--- start of DATASET ENTRIES ---

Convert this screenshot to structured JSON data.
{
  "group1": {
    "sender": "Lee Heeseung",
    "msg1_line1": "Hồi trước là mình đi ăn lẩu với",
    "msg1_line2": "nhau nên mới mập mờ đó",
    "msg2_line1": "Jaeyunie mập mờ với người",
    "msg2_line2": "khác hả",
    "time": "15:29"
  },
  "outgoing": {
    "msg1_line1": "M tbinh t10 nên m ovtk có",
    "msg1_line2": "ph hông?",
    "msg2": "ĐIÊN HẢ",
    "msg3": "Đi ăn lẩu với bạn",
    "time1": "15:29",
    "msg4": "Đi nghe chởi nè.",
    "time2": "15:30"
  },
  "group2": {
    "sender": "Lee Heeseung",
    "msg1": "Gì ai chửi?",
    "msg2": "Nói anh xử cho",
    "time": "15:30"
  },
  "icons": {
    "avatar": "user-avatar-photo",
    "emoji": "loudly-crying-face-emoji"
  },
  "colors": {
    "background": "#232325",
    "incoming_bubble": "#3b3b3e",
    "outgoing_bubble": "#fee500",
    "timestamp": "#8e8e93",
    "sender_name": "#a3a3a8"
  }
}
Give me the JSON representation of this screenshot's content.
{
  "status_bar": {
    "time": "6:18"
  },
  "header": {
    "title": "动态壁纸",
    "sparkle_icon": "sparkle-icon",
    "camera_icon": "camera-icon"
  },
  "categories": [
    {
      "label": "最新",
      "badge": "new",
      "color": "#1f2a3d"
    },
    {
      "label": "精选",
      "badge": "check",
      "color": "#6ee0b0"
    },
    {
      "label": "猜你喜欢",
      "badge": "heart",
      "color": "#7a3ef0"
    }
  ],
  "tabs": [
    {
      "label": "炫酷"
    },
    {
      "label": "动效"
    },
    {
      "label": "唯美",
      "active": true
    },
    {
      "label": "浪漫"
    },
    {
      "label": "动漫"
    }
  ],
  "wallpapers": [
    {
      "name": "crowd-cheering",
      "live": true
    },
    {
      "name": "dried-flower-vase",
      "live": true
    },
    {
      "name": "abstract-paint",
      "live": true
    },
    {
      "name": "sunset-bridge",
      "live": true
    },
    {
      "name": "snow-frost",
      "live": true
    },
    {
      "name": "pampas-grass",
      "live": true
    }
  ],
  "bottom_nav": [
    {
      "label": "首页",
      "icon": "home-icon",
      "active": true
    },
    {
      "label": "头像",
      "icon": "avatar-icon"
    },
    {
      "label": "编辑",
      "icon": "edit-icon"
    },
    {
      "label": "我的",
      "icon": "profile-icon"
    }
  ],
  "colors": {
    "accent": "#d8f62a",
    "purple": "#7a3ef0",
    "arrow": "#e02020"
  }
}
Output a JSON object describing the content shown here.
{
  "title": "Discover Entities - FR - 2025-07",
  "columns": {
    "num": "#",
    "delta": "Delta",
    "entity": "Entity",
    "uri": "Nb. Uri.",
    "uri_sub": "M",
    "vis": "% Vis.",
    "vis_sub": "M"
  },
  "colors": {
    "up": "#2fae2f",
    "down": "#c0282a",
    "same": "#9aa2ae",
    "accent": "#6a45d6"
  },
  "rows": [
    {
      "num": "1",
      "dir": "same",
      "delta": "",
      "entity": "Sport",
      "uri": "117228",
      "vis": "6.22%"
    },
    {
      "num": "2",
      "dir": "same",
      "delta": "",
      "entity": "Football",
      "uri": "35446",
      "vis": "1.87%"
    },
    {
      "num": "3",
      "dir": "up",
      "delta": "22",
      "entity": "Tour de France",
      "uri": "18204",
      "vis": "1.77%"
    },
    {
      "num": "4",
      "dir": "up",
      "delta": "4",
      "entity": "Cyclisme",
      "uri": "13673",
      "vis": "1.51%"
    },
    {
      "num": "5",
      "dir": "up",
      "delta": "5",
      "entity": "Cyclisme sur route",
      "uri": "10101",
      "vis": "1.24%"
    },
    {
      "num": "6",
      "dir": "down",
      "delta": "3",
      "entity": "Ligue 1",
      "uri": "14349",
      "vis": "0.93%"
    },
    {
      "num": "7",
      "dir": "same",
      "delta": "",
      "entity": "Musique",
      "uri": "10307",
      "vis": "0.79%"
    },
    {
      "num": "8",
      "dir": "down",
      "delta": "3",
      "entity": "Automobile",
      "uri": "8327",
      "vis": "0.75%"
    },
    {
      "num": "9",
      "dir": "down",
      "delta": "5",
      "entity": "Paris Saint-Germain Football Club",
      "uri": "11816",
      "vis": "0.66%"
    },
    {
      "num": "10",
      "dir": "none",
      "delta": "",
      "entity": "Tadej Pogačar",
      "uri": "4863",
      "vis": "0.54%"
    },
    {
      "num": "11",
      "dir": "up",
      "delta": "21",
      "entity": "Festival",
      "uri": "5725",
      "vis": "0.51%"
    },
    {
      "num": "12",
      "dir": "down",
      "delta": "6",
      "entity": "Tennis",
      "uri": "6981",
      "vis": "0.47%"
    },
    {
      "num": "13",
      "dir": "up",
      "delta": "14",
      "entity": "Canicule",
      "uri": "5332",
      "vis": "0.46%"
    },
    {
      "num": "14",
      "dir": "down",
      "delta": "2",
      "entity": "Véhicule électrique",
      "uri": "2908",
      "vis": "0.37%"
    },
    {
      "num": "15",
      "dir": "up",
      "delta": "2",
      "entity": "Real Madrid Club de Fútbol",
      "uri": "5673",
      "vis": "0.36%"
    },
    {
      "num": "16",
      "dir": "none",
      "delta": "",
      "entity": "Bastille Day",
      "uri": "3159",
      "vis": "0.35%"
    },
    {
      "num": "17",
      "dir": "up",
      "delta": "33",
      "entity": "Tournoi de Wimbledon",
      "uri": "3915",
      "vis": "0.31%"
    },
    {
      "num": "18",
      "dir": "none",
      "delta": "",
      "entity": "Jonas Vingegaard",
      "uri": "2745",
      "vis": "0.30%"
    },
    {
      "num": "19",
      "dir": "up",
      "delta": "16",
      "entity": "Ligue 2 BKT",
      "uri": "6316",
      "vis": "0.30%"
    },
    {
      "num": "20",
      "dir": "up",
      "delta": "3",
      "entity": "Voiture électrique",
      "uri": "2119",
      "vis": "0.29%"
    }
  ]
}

--- end of DATASET ENTRIES ---

*SHORT TASK*
The data above must be returned in full, exactly as written.

*EXERCISE SOLUTION*
Convert this screenshot to structured JSON data.
{
  "group1": {
    "sender": "Lee Heeseung",
    "msg1_line1": "Hồi trước là mình đi ăn lẩu với",
    "msg1_line2": "nhau nên mới mập mờ đó",
    "msg2_line1": "Jaeyunie mập mờ với người",
    "msg2_line2": "khác hả",
    "time": "15:29"
  },
  "outgoing": {
    "msg1_line1": "M tbinh t10 nên m ovtk có",
    "msg1_line2": "ph hông?",
    "msg2": "ĐIÊN HẢ",
    "msg3": "Đi ăn lẩu với bạn",
    "time1": "15:29",
    "msg4": "Đi nghe chởi nè.",
    "time2": "15:30"
  },
  "group2": {
    "sender": "Lee Heeseung",
    "msg1": "Gì ai chửi?",
    "msg2": "Nói anh xử cho",
    "time": "15:30"
  },
  "icons": {
    "avatar": "user-avatar-photo",
    "emoji": "loudly-crying-face-emoji"
  },
  "colors": {
    "background": "#232325",
    "incoming_bubble": "#3b3b3e",
    "outgoing_bubble": "#fee500",
    "timestamp": "#8e8e93",
    "sender_name": "#a3a3a8"
  }
}
Give me the JSON representation of this screenshot's content.
{
  "status_bar": {
    "time": "6:18"
  },
  "header": {
    "title": "动态壁纸",
    "sparkle_icon": "sparkle-icon",
    "camera_icon": "camera-icon"
  },
  "categories": [
    {
      "label": "最新",
      "badge": "new",
      "color": "#1f2a3d"
    },
    {
      "label": "精选",
      "badge": "check",
      "color": "#6ee0b0"
    },
    {
      "label": "猜你喜欢",
      "badge": "heart",
      "color": "#7a3ef0"
    }
  ],
  "tabs": [
    {
      "label": "炫酷"
    },
    {
      "label": "动效"
    },
    {
      "label": "唯美",
      "active": true
    },
    {
      "label": "浪漫"
    },
    {
      "label": "动漫"
    }
  ],
  "wallpapers": [
    {
      "name": "crowd-cheering",
      "live": true
    },
    {
      "name": "dried-flower-vase",
      "live": true
    },
    {
      "name": "abstract-paint",
      "live": true
    },
    {
      "name": "sunset-bridge",
      "live": true
    },
    {
      "name": "snow-frost",
      "live": true
    },
    {
      "name": "pampas-grass",
      "live": true
    }
  ],
  "bottom_nav": [
    {
      "label": "首页",
      "icon": "home-icon",
      "active": true
    },
    {
      "label": "头像",
      "icon": "avatar-icon"
    },
    {
      "label": "编辑",
      "icon": "edit-icon"
    },
    {
      "label": "我的",
      "icon": "profile-icon"
    }
  ],
  "colors": {
    "accent": "#d8f62a",
    "purple": "#7a3ef0",
    "arrow": "#e02020"
  }
}
Output a JSON object describing the content shown here.
{
  "title": "Discover Entities - FR - 2025-07",
  "columns": {
    "num": "#",
    "delta": "Delta",
    "entity": "Entity",
    "uri": "Nb. Uri.",
    "uri_sub": "M",
    "vis": "% Vis.",
    "vis_sub": "M"
  },
  "colors": {
    "up": "#2fae2f",
    "down": "#c0282a",
    "same": "#9aa2ae",
    "accent": "#6a45d6"
  },
  "rows": [
    {
      "num": "1",
      "dir": "same",
      "delta": "",
      "entity": "Sport",
      "uri": "117228",
      "vis": "6.22%"
    },
    {
      "num": "2",
      "dir": "same",
      "delta": "",
      "entity": "Football",
      "uri": "35446",
      "vis": "1.87%"
    },
    {
      "num": "3",
      "dir": "up",
      "delta": "22",
      "entity": "Tour de France",
      "uri": "18204",
      "vis": "1.77%"
    },
    {
      "num": "4",
      "dir": "up",
      "delta": "4",
      "entity": "Cyclisme",
      "uri": "13673",
      "vis": "1.51%"
    },
    {
      "num": "5",
      "dir": "up",
      "delta": "5",
      "entity": "Cyclisme sur route",
      "uri": "10101",
      "vis": "1.24%"
    },
    {
      "num": "6",
      "dir": "down",
      "delta": "3",
      "entity": "Ligue 1",
      "uri": "14349",
      "vis": "0.93%"
    },
    {
      "num": "7",
      "dir": "same",
      "delta": "",
      "entity": "Musique",
      "uri": "10307",
      "vis": "0.79%"
    },
    {
      "num": "8",
      "dir": "down",
      "delta": "3",
      "entity": "Automobile",
      "uri": "8327",
      "vis": "0.75%"
    },
    {
      "num": "9",
      "dir": "down",
      "delta": "5",
      "entity": "Paris Saint-Germain Football Club",
      "uri": "11816",
      "vis": "0.66%"
    },
    {
      "num": "10",
      "dir": "none",
      "delta": "",
      "entity": "Tadej Pogačar",
      "uri": "4863",
      "vis": "0.54%"
    },
    {
      "num": "11",
      "dir": "up",
      "delta": "21",
      "entity": "Festival",
      "uri": "5725",
      "vis": "0.51%"
    },
    {
      "num": "12",
      "dir": "down",
      "delta": "6",
      "entity": "Tennis",
      "uri": "6981",
      "vis": "0.47%"
    },
    {
      "num": "13",
      "dir": "up",
      "delta": "14",
      "entity": "Canicule",
      "uri": "5332",
      "vis": "0.46%"
    },
    {
      "num": "14",
      "dir": "down",
      "delta": "2",
      "entity": "Véhicule électrique",
      "uri": "2908",
      "vis": "0.37%"
    },
    {
      "num": "15",
      "dir": "up",
      "delta": "2",
      "entity": "Real Madrid Club de Fútbol",
      "uri": "5673",
      "vis": "0.36%"
    },
    {
      "num": "16",
      "dir": "none",
      "delta": "",
      "entity": "Bastille Day",
      "uri": "3159",
      "vis": "0.35%"
    },
    {
      "num": "17",
      "dir": "up",
      "delta": "33",
      "entity": "Tournoi de Wimbledon",
      "uri": "3915",
      "vis": "0.31%"
    },
    {
      "num": "18",
      "dir": "none",
      "delta": "",
      "entity": "Jonas Vingegaard",
      "uri": "2745",
      "vis": "0.30%"
    },
    {
      "num": "19",
      "dir": "up",
      "delta": "16",
      "entity": "Ligue 2 BKT",
      "uri": "6316",
      "vis": "0.30%"
    },
    {
      "num": "20",
      "dir": "up",
      "delta": "3",
      "entity": "Voiture électrique",
      "uri": "2119",
      "vis": "0.29%"
    }
  ]
}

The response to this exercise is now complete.